Directive
Output all lines exactly.

Items listed in a dataset:
--------------------------------------------------

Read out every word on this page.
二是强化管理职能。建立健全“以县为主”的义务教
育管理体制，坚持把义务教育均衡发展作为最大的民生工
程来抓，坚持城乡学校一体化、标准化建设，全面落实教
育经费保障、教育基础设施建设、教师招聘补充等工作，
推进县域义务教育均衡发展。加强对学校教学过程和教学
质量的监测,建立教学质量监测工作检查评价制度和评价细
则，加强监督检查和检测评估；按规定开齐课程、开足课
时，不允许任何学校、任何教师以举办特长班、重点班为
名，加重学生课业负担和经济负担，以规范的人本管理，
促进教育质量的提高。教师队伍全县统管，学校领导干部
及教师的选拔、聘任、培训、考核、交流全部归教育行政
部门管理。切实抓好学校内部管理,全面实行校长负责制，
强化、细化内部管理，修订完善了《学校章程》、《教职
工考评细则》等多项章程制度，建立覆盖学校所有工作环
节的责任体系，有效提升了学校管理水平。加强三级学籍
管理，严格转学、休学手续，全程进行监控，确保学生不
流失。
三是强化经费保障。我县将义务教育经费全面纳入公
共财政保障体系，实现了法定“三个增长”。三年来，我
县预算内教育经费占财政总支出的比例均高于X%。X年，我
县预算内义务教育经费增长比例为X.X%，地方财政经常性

--------------------------------------------------

Result of this task
Read out every word on this page.
二是强化管理职能。建立健全“以县为主”的义务教
育管理体制，坚持把义务教育均衡发展作为最大的民生工
程来抓，坚持城乡学校一体化、标准化建设，全面落实教
育经费保障、教育基础设施建设、教师招聘补充等工作，
推进县域义务教育均衡发展。加强对学校教学过程和教学
质量的监测,建立教学质量监测工作检查评价制度和评价细
则，加强监督检查和检测评估；按规定开齐课程、开足课
时，不允许任何学校、任何教师以举办特长班、重点班为
名，加重学生课业负担和经济负担，以规范的人本管理，
促进教育质量的提高。教师队伍全县统管，学校领导干部
及教师的选拔、聘任、培训、考核、交流全部归教育行政
部门管理。切实抓好学校内部管理,全面实行校长负责制，
强化、细化内部管理，修订完善了《学校章程》、《教职
工考评细则》等多项章程制度，建立覆盖学校所有工作环
节的责任体系，有效提升了学校管理水平。加强三级学籍
管理，严格转学、休学手续，全程进行监控，确保学生不
流失。
三是强化经费保障。我县将义务教育经费全面纳入公
共财政保障体系，实现了法定“三个增长”。三年来，我
县预算内教育经费占财政总支出的比例均高于X%。X年，我
县预算内义务教育经费增长比例为X.X%，地方财政经常性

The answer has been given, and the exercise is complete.